APPLY WHAT YOU READ »
1. According to the article on Ai2's simulation data, how many teleoperated trajectories did DROID gather?
2. Write out the part of the article on Ai2's simulation data starting with "Virtual simulation data is" and going on through "building these systems.".

How Ai2 Uses Virtual Simulation Data to Develop Advanced Physical AI Systems

Virtual simulation data is accelerating the advancement of physical AI within corporate environments, spearheaded by initiatives such as Ai2’s MolmoBot.
Instructing hardware to interact with the real world has historically depended on costly, manually-collected demonstrations. Most technology providers developing generalist manipulation agents rely on extensive real-world training data for building these systems.
To provide context, projects like DROID gathered 76,000 teleoperated trajectories across 13 institutions — amounting to approximately 350 hours of human labor. Similarly, Google DeepMind’s RT-1 required 130,000 episodes collected over 17 months by human operators. This dependence on proprietary, manual data collection increases research costs and concentrates capabilities within a limited number of well-funded industrial labs.

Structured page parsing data

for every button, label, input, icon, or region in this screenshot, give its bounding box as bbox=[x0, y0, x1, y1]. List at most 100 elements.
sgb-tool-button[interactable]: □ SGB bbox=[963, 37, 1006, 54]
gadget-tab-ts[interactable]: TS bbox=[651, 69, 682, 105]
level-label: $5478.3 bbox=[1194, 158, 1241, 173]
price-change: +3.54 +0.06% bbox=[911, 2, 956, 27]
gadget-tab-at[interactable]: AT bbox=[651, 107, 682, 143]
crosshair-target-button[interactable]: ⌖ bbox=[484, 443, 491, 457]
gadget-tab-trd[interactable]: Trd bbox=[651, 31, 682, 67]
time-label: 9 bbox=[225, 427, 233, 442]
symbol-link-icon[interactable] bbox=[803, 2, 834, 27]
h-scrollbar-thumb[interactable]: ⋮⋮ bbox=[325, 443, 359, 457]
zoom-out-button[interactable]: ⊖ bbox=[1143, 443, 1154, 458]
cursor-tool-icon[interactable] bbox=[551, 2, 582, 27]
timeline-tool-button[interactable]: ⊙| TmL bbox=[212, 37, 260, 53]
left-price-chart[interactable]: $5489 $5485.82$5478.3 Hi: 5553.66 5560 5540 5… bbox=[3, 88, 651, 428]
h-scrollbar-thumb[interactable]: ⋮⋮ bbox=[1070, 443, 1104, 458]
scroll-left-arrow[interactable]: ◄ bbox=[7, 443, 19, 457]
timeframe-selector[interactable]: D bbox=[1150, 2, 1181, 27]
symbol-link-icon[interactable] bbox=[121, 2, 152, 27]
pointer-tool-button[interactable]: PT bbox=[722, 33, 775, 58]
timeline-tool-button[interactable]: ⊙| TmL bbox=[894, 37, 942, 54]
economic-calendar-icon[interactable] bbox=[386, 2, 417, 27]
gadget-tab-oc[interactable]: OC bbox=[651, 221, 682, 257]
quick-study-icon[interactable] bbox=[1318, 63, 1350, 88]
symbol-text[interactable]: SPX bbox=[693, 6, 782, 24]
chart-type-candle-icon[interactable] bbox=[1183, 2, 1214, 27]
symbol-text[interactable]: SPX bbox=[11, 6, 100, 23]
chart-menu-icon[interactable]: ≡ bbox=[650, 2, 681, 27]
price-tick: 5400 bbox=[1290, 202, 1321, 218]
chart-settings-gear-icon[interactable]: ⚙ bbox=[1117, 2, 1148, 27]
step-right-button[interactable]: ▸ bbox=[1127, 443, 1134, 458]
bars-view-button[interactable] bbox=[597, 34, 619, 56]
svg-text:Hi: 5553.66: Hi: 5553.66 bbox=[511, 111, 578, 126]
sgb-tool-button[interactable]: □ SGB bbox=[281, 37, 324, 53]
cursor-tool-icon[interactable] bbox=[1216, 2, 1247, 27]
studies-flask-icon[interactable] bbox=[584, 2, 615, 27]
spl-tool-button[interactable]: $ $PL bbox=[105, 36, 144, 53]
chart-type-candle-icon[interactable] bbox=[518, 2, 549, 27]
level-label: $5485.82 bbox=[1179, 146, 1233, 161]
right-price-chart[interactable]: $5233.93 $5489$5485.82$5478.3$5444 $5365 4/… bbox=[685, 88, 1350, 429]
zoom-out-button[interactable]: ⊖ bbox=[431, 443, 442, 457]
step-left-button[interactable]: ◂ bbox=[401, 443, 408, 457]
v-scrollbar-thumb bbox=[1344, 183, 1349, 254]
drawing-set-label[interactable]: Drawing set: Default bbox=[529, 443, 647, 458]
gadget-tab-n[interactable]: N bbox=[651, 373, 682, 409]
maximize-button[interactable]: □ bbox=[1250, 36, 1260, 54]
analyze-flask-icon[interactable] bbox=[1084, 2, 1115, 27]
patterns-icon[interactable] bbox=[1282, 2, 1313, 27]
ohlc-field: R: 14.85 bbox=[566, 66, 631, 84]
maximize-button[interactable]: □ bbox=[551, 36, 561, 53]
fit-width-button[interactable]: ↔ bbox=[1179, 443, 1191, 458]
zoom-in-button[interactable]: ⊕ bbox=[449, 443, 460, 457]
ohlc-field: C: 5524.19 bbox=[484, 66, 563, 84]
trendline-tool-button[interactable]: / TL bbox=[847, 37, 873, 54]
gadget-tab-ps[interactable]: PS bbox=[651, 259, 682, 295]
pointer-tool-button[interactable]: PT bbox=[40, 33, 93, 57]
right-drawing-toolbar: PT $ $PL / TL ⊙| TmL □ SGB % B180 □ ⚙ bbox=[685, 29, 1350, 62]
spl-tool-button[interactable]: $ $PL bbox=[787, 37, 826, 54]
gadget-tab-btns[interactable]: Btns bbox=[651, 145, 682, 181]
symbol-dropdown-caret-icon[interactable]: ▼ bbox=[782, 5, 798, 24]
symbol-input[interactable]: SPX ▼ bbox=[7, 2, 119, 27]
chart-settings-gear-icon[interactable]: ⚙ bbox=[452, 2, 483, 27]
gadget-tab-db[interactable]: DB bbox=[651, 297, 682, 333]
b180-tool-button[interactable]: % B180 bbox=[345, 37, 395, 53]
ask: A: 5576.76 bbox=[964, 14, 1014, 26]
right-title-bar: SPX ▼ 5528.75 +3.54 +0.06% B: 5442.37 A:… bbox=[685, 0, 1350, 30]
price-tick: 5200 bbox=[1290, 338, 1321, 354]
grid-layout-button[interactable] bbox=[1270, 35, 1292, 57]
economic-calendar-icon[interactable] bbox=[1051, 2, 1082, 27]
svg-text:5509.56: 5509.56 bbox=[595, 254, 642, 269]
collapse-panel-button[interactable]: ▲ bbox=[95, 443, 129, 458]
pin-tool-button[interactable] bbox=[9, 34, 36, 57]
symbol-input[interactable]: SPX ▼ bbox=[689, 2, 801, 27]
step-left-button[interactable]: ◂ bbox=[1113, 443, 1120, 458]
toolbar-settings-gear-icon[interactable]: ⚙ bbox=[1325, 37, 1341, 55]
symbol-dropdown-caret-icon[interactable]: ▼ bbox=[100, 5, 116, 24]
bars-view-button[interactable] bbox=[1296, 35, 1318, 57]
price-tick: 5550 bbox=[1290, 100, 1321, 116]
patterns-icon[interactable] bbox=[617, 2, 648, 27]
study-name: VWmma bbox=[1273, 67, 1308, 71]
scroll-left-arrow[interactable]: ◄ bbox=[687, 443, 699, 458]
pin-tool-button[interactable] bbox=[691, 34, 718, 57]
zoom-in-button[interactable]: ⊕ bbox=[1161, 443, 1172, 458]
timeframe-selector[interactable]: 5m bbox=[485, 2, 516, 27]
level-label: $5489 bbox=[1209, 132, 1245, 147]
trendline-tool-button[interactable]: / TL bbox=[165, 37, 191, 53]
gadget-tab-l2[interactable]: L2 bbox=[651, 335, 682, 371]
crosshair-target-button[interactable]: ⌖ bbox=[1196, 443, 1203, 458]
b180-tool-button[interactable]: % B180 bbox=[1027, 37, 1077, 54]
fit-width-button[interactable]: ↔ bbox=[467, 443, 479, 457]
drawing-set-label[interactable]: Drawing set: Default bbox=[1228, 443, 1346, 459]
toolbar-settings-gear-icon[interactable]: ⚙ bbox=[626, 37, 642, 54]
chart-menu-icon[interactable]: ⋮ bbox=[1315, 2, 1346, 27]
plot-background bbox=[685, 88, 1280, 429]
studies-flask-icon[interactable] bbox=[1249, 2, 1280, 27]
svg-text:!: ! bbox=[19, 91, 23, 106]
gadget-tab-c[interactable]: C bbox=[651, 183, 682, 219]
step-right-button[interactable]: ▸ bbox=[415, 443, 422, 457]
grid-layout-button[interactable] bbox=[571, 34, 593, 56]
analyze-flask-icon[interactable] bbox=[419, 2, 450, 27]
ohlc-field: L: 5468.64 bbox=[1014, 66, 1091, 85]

RESPONSES FOR EACH TASK »
1. 76,000 teleoperated trajectories

2.
Virtual simulation data is accelerating the advancement of physical AI within corporate environments, spearheaded by initiatives such as Ai2’s MolmoBot.
Instructing hardware to interact with the real world has historically depended on costly, manually-collected demonstrations. Most technology providers developing generalist manipulation agents rely on extensive real-world training data for building these systems.